▶ **Extracted data entries**:

»»

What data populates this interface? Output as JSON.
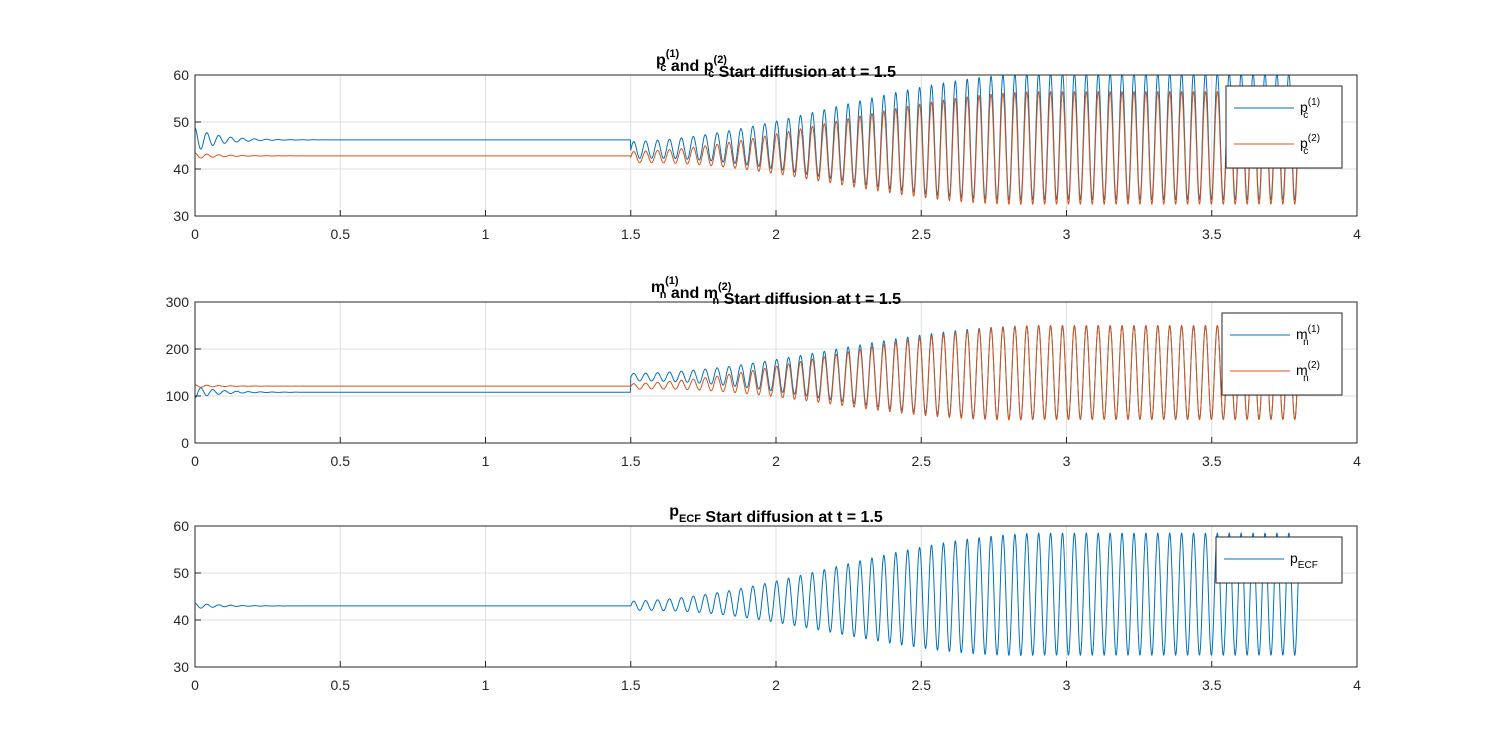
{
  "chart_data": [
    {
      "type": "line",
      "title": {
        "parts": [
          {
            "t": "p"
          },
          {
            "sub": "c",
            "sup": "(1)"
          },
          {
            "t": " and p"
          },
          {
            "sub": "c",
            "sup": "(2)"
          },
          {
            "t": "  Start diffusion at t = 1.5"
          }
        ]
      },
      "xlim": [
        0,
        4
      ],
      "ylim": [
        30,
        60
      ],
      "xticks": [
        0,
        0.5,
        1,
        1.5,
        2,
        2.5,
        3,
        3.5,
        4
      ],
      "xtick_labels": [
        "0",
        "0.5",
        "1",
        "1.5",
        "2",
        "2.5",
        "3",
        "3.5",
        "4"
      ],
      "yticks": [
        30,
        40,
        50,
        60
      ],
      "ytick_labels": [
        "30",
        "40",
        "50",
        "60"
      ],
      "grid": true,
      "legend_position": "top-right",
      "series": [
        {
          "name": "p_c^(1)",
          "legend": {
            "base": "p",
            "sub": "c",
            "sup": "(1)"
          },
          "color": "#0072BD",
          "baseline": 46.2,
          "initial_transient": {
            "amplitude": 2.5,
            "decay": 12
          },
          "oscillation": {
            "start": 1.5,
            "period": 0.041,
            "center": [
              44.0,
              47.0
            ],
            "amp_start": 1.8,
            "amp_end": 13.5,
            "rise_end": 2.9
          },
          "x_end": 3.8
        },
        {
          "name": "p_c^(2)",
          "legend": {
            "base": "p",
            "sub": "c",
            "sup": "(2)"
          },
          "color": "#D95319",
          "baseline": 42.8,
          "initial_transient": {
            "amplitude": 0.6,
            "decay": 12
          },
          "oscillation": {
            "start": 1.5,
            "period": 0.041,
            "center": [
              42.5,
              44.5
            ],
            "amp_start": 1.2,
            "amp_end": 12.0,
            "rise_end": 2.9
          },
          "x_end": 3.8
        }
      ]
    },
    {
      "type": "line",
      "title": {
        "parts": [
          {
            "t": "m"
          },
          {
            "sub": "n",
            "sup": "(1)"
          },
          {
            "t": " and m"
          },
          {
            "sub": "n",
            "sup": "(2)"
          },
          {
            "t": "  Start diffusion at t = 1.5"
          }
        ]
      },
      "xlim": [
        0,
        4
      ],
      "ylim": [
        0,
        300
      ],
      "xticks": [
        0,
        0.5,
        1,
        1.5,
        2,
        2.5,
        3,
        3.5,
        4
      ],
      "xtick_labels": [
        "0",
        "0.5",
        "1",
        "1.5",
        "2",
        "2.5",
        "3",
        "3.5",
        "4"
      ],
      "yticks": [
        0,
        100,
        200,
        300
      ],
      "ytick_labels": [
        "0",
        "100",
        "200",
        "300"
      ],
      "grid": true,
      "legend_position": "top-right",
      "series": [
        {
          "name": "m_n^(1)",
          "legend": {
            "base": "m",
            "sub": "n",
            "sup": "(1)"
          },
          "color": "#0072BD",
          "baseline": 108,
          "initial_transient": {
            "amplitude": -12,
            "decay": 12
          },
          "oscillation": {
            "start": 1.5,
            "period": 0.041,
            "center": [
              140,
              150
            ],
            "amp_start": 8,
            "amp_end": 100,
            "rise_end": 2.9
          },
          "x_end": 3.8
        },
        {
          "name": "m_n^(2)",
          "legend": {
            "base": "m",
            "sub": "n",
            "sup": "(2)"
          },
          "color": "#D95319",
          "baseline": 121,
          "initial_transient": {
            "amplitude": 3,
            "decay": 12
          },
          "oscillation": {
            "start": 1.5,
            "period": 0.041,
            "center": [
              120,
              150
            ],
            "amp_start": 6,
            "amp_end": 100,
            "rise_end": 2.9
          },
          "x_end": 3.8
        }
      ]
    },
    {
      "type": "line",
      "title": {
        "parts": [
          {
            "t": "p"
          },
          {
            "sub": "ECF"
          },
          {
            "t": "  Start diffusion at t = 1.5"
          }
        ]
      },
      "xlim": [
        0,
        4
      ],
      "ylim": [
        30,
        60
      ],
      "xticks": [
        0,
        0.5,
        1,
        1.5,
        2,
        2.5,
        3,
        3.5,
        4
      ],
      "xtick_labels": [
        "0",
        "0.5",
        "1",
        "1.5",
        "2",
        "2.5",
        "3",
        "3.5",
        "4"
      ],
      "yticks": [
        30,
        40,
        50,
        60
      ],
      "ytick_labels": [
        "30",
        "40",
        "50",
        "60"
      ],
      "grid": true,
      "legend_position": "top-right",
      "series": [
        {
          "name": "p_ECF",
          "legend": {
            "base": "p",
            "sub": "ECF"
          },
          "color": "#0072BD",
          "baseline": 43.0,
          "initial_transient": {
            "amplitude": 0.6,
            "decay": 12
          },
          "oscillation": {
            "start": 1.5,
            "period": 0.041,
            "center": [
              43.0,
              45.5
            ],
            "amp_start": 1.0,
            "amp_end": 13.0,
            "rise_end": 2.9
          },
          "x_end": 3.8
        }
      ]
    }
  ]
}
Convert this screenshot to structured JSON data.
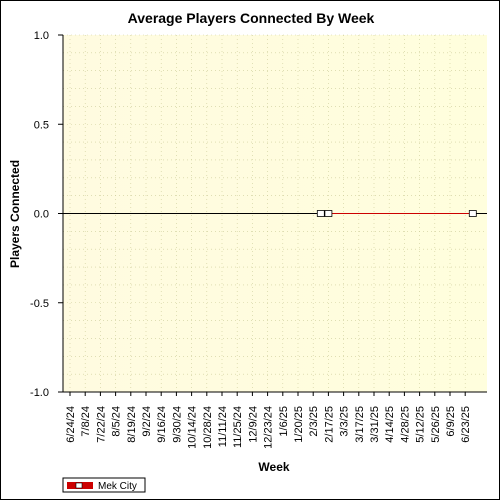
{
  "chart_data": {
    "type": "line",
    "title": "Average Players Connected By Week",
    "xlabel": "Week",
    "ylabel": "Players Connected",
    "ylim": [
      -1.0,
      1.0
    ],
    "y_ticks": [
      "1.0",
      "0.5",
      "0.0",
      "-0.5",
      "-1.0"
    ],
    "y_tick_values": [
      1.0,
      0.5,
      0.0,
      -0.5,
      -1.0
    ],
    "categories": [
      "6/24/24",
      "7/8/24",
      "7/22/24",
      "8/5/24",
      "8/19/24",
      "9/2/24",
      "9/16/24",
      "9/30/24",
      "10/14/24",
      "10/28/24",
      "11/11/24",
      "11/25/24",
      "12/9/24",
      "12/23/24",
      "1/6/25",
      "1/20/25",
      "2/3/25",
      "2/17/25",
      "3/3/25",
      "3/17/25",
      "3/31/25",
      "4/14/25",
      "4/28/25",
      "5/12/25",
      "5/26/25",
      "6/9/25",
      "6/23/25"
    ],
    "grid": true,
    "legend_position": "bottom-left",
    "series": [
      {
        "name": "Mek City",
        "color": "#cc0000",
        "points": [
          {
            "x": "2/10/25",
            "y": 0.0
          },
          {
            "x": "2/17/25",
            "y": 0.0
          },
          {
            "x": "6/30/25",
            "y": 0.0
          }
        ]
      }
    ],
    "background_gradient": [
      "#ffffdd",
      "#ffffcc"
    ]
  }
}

««

▶ **TO BE DONE**: Each entry should be repeated exactly as it appears; the pictures stay out.

▶ **SOLUTION FOR THIS EXERCISE**:
What data populates this interface? Output as JSON.
{
  "chart_data": [
    {
      "type": "line",
      "title": {
        "parts": [
          {
            "t": "p"
          },
          {
            "sub": "c",
            "sup": "(1)"
          },
          {
            "t": " and p"
          },
          {
            "sub": "c",
            "sup": "(2)"
          },
          {
            "t": "  Start diffusion at t = 1.5"
          }
        ]
      },
      "xlim": [
        0,
        4
      ],
      "ylim": [
        30,
        60
      ],
      "xticks": [
        0,
        0.5,
        1,
        1.5,
        2,
        2.5,
        3,
        3.5,
        4
      ],
      "xtick_labels": [
        "0",
        "0.5",
        "1",
        "1.5",
        "2",
        "2.5",
        "3",
        "3.5",
        "4"
      ],
      "yticks": [
        30,
        40,
        50,
        60
      ],
      "ytick_labels": [
        "30",
        "40",
        "50",
        "60"
      ],
      "grid": true,
      "legend_position": "top-right",
      "series": [
        {
          "name": "p_c^(1)",
          "legend": {
            "base": "p",
            "sub": "c",
            "sup": "(1)"
          },
          "color": "#0072BD",
          "baseline": 46.2,
          "initial_transient": {
            "amplitude": 2.5,
            "decay": 12
          },
          "oscillation": {
            "start": 1.5,
            "period": 0.041,
            "center": [
              44.0,
              47.0
            ],
            "amp_start": 1.8,
            "amp_end": 13.5,
            "rise_end": 2.9
          },
          "x_end": 3.8
        },
        {
          "name": "p_c^(2)",
          "legend": {
            "base": "p",
            "sub": "c",
            "sup": "(2)"
          },
          "color": "#D95319",
          "baseline": 42.8,
          "initial_transient": {
            "amplitude": 0.6,
            "decay": 12
          },
          "oscillation": {
            "start": 1.5,
            "period": 0.041,
            "center": [
              42.5,
              44.5
            ],
            "amp_start": 1.2,
            "amp_end": 12.0,
            "rise_end": 2.9
          },
          "x_end": 3.8
        }
      ]
    },
    {
      "type": "line",
      "title": {
        "parts": [
          {
            "t": "m"
          },
          {
            "sub": "n",
            "sup": "(1)"
          },
          {
            "t": " and m"
          },
          {
            "sub": "n",
            "sup": "(2)"
          },
          {
            "t": "  Start diffusion at t = 1.5"
          }
        ]
      },
      "xlim": [
        0,
        4
      ],
      "ylim": [
        0,
        300
      ],
      "xticks": [
        0,
        0.5,
        1,
        1.5,
        2,
        2.5,
        3,
        3.5,
        4
      ],
      "xtick_labels": [
        "0",
        "0.5",
        "1",
        "1.5",
        "2",
        "2.5",
        "3",
        "3.5",
        "4"
      ],
      "yticks": [
        0,
        100,
        200,
        300
      ],
      "ytick_labels": [
        "0",
        "100",
        "200",
        "300"
      ],
      "grid": true,
      "legend_position": "top-right",
      "series": [
        {
          "name": "m_n^(1)",
          "legend": {
            "base": "m",
            "sub": "n",
            "sup": "(1)"
          },
          "color": "#0072BD",
          "baseline": 108,
          "initial_transient": {
            "amplitude": -12,
            "decay": 12
          },
          "oscillation": {
            "start": 1.5,
            "period": 0.041,
            "center": [
              140,
              150
            ],
            "amp_start": 8,
            "amp_end": 100,
            "rise_end": 2.9
          },
          "x_end": 3.8
        },
        {
          "name": "m_n^(2)",
          "legend": {
            "base": "m",
            "sub": "n",
            "sup": "(2)"
          },
          "color": "#D95319",
          "baseline": 121,
          "initial_transient": {
            "amplitude": 3,
            "decay": 12
          },
          "oscillation": {
            "start": 1.5,
            "period": 0.041,
            "center": [
              120,
              150
            ],
            "amp_start": 6,
            "amp_end": 100,
            "rise_end": 2.9
          },
          "x_end": 3.8
        }
      ]
    },
    {
      "type": "line",
      "title": {
        "parts": [
          {
            "t": "p"
          },
          {
            "sub": "ECF"
          },
          {
            "t": "  Start diffusion at t = 1.5"
          }
        ]
      },
      "xlim": [
        0,
        4
      ],
      "ylim": [
        30,
        60
      ],
      "xticks": [
        0,
        0.5,
        1,
        1.5,
        2,
        2.5,
        3,
        3.5,
        4
      ],
      "xtick_labels": [
        "0",
        "0.5",
        "1",
        "1.5",
        "2",
        "2.5",
        "3",
        "3.5",
        "4"
      ],
      "yticks": [
        30,
        40,
        50,
        60
      ],
      "ytick_labels": [
        "30",
        "40",
        "50",
        "60"
      ],
      "grid": true,
      "legend_position": "top-right",
      "series": [
        {
          "name": "p_ECF",
          "legend": {
            "base": "p",
            "sub": "ECF"
          },
          "color": "#0072BD",
          "baseline": 43.0,
          "initial_transient": {
            "amplitude": 0.6,
            "decay": 12
          },
          "oscillation": {
            "start": 1.5,
            "period": 0.041,
            "center": [
              43.0,
              45.5
            ],
            "amp_start": 1.0,
            "amp_end": 13.0,
            "rise_end": 2.9
          },
          "x_end": 3.8
        }
      ]
    }
  ]
}
Convert this screenshot to structured JSON data.
{
  "chart_data": {
    "type": "line",
    "title": "Average Players Connected By Week",
    "xlabel": "Week",
    "ylabel": "Players Connected",
    "ylim": [
      -1.0,
      1.0
    ],
    "y_ticks": [
      "1.0",
      "0.5",
      "0.0",
      "-0.5",
      "-1.0"
    ],
    "y_tick_values": [
      1.0,
      0.5,
      0.0,
      -0.5,
      -1.0
    ],
    "categories": [
      "6/24/24",
      "7/8/24",
      "7/22/24",
      "8/5/24",
      "8/19/24",
      "9/2/24",
      "9/16/24",
      "9/30/24",
      "10/14/24",
      "10/28/24",
      "11/11/24",
      "11/25/24",
      "12/9/24",
      "12/23/24",
      "1/6/25",
      "1/20/25",
      "2/3/25",
      "2/17/25",
      "3/3/25",
      "3/17/25",
      "3/31/25",
      "4/14/25",
      "4/28/25",
      "5/12/25",
      "5/26/25",
      "6/9/25",
      "6/23/25"
    ],
    "grid": true,
    "legend_position": "bottom-left",
    "series": [
      {
        "name": "Mek City",
        "color": "#cc0000",
        "points": [
          {
            "x": "2/10/25",
            "y": 0.0
          },
          {
            "x": "2/17/25",
            "y": 0.0
          },
          {
            "x": "6/30/25",
            "y": 0.0
          }
        ]
      }
    ],
    "background_gradient": [
      "#ffffdd",
      "#ffffcc"
    ]
  }
}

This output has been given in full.